## PROBLEM TO WORK ON
Count every line of these entries that holds the word "onces", and reply with the number only.

— Begin GIVEN RECORDS —

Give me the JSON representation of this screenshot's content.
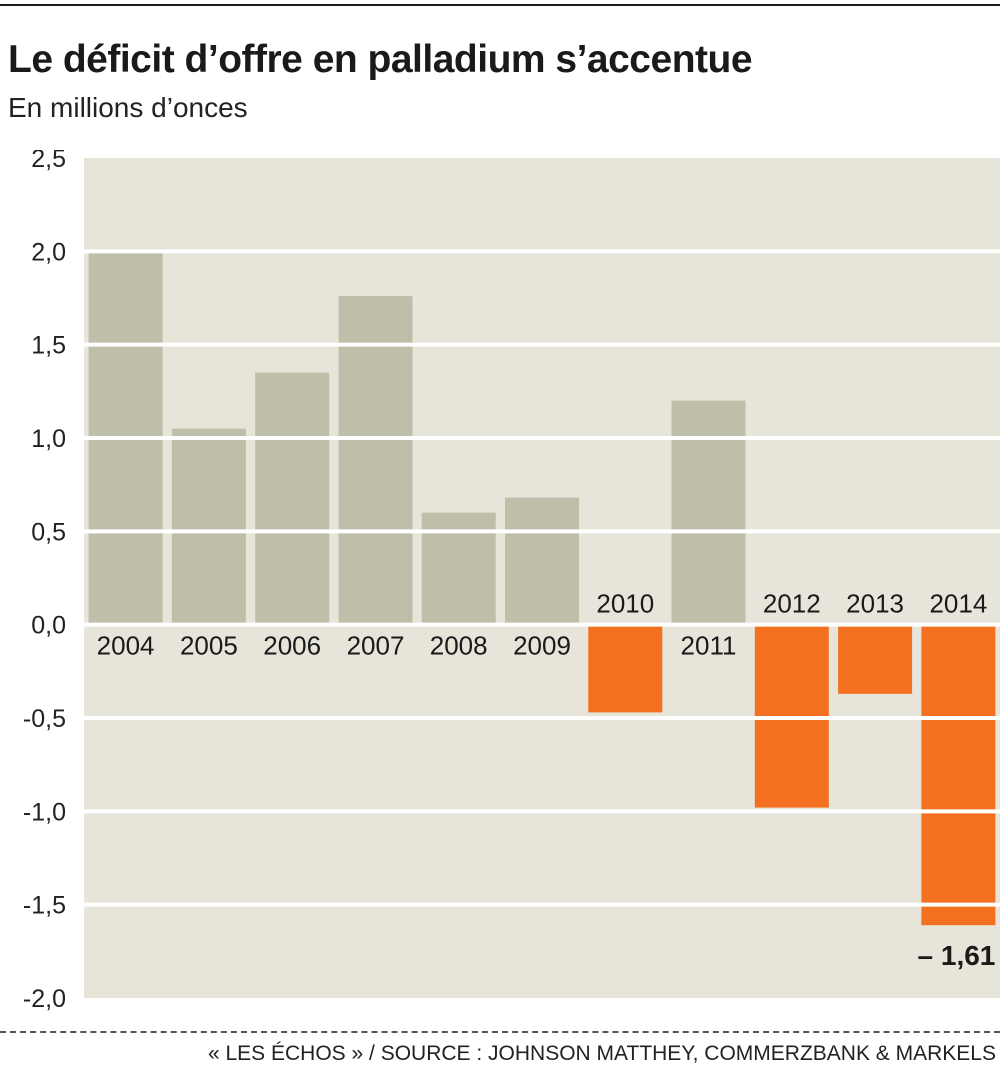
{
  "title": "Le déficit d’offre en palladium s’accentue",
  "subtitle": "En millions d’onces",
  "source": "« LES ÉCHOS » / SOURCE : JOHNSON MATTHEY, COMMERZBANK & MARKELS",
  "colors": {
    "background": "#e7e4da",
    "positive": "#bfbea9",
    "negative": "#f37021",
    "gridline": "#ffffff"
  },
  "chart_data": {
    "type": "bar",
    "title": "Le déficit d’offre en palladium s’accentue",
    "ylabel": "En millions d’onces",
    "categories": [
      "2004",
      "2005",
      "2006",
      "2007",
      "2008",
      "2009",
      "2010",
      "2011",
      "2012",
      "2013",
      "2014"
    ],
    "values": [
      1.99,
      1.05,
      1.35,
      1.76,
      0.6,
      0.68,
      -0.47,
      1.2,
      -0.98,
      -0.37,
      -1.61
    ],
    "ylim": [
      -2.0,
      2.5
    ],
    "yticks": [
      2.5,
      2.0,
      1.5,
      1.0,
      0.5,
      0.0,
      -0.5,
      -1.0,
      -1.5,
      -2.0
    ],
    "ytick_labels": [
      "2,5",
      "2,0",
      "1,5",
      "1,0",
      "0,5",
      "0,0",
      "-0,5",
      "-1,0",
      "-1,5",
      "-2,0"
    ],
    "grid": true,
    "annotations": [
      {
        "category": "2014",
        "text": "– 1,61"
      }
    ]
  }
}
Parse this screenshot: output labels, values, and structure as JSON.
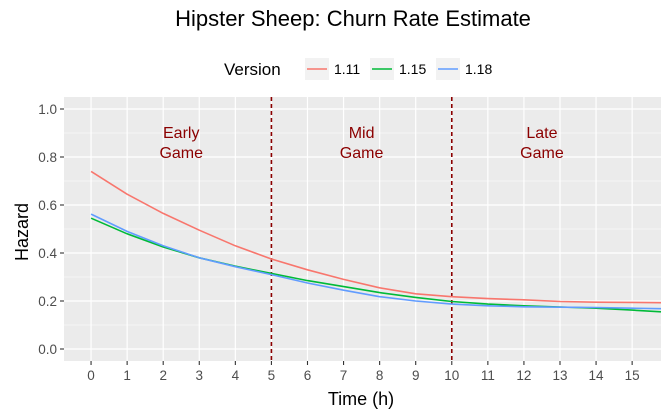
{
  "chart_data": {
    "type": "line",
    "title": "Hipster Sheep: Churn Rate Estimate",
    "xlabel": "Time (h)",
    "ylabel": "Hazard",
    "xlim": [
      -0.75,
      15.8
    ],
    "ylim": [
      -0.05,
      1.05
    ],
    "x_ticks": [
      0,
      1,
      2,
      3,
      4,
      5,
      6,
      7,
      8,
      9,
      10,
      11,
      12,
      13,
      14,
      15
    ],
    "y_ticks": [
      0.0,
      0.2,
      0.4,
      0.6,
      0.8,
      1.0
    ],
    "y_tick_labels": [
      "0.0",
      "0.2",
      "0.4",
      "0.6",
      "0.8",
      "1.0"
    ],
    "grid": true,
    "legend": {
      "title": "Version",
      "position": "top"
    },
    "series": [
      {
        "name": "1.11",
        "color": "#f8766d",
        "x": [
          0,
          1,
          2,
          3,
          4,
          5,
          6,
          7,
          8,
          9,
          10,
          11,
          12,
          13,
          14,
          15,
          15.8
        ],
        "y": [
          0.74,
          0.645,
          0.565,
          0.495,
          0.43,
          0.375,
          0.33,
          0.29,
          0.255,
          0.23,
          0.218,
          0.21,
          0.205,
          0.198,
          0.195,
          0.194,
          0.193
        ]
      },
      {
        "name": "1.15",
        "color": "#00ba38",
        "x": [
          0,
          1,
          2,
          3,
          4,
          5,
          6,
          7,
          8,
          9,
          10,
          11,
          12,
          13,
          14,
          15,
          15.8
        ],
        "y": [
          0.545,
          0.48,
          0.425,
          0.38,
          0.345,
          0.315,
          0.285,
          0.26,
          0.235,
          0.215,
          0.198,
          0.187,
          0.18,
          0.175,
          0.17,
          0.162,
          0.155
        ]
      },
      {
        "name": "1.18",
        "color": "#619cff",
        "x": [
          0,
          1,
          2,
          3,
          4,
          5,
          6,
          7,
          8,
          9,
          10,
          11,
          12,
          13,
          14,
          15,
          15.8
        ],
        "y": [
          0.562,
          0.49,
          0.43,
          0.38,
          0.343,
          0.31,
          0.275,
          0.245,
          0.218,
          0.2,
          0.187,
          0.18,
          0.176,
          0.174,
          0.173,
          0.17,
          0.168
        ]
      }
    ],
    "vlines": [
      {
        "x": 5,
        "color": "#8b0000",
        "style": "dashed"
      },
      {
        "x": 10,
        "color": "#8b0000",
        "style": "dashed"
      }
    ],
    "annotations": [
      {
        "lines": [
          "Early",
          "Game"
        ],
        "x": 2.5,
        "y": 0.88
      },
      {
        "lines": [
          "Mid",
          "Game"
        ],
        "x": 7.5,
        "y": 0.88
      },
      {
        "lines": [
          "Late",
          "Game"
        ],
        "x": 12.5,
        "y": 0.88
      }
    ]
  }
}
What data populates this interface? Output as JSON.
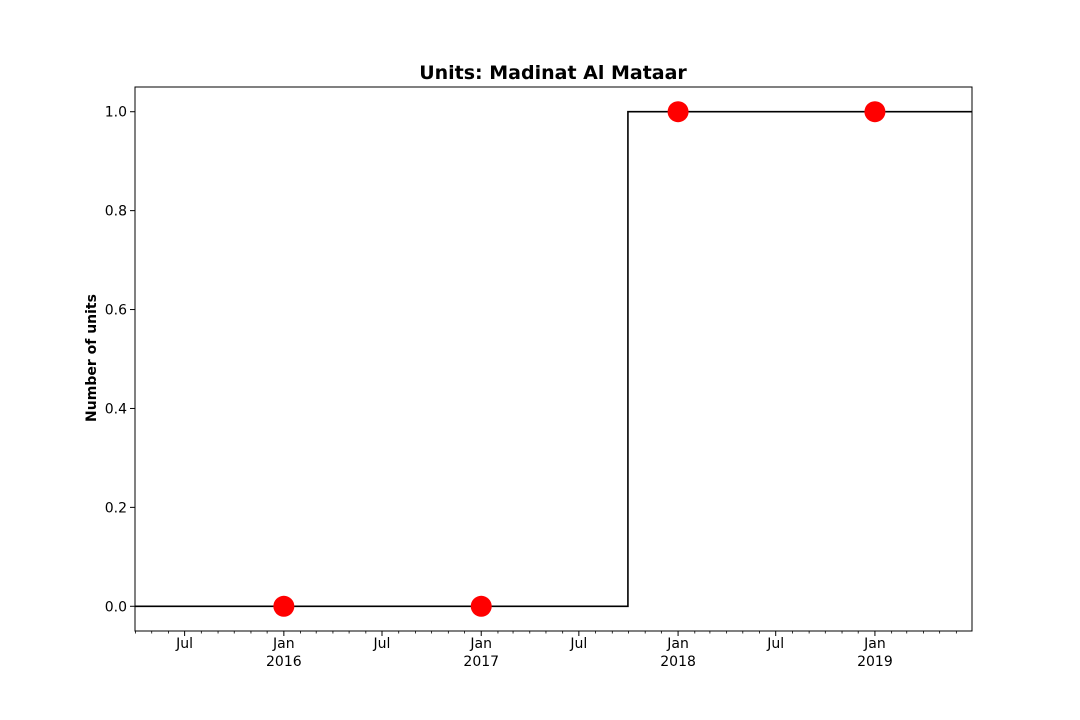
{
  "chart_data": {
    "type": "line",
    "title": "Units: Madinat Al Mataar",
    "xlabel": "",
    "ylabel": "Number of units",
    "step_series": {
      "x": [
        "2015-03-31",
        "2017-09-30",
        "2017-09-30",
        "2019-06-30"
      ],
      "y": [
        0,
        0,
        1,
        1
      ],
      "color": "#000000"
    },
    "markers": {
      "x": [
        "2016-01-01",
        "2017-01-01",
        "2018-01-01",
        "2019-01-01"
      ],
      "y": [
        0,
        0,
        1,
        1
      ],
      "color": "#ff0000"
    },
    "xlim": [
      "2015-03-31",
      "2019-06-30"
    ],
    "ylim": [
      -0.05,
      1.05
    ],
    "yticks": [
      0.0,
      0.2,
      0.4,
      0.6,
      0.8,
      1.0
    ],
    "ytick_labels": [
      "0.0",
      "0.2",
      "0.4",
      "0.6",
      "0.8",
      "1.0"
    ],
    "xticks": [
      {
        "date": "2015-07-01",
        "label": "Jul",
        "label2": ""
      },
      {
        "date": "2016-01-01",
        "label": "Jan",
        "label2": "2016"
      },
      {
        "date": "2016-07-01",
        "label": "Jul",
        "label2": ""
      },
      {
        "date": "2017-01-01",
        "label": "Jan",
        "label2": "2017"
      },
      {
        "date": "2017-07-01",
        "label": "Jul",
        "label2": ""
      },
      {
        "date": "2018-01-01",
        "label": "Jan",
        "label2": "2018"
      },
      {
        "date": "2018-07-01",
        "label": "Jul",
        "label2": ""
      },
      {
        "date": "2019-01-01",
        "label": "Jan",
        "label2": "2019"
      }
    ],
    "grid": false,
    "legend": "none"
  }
}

— End GIVEN RECORDS —

## RESPONSE TO THIS TASK
2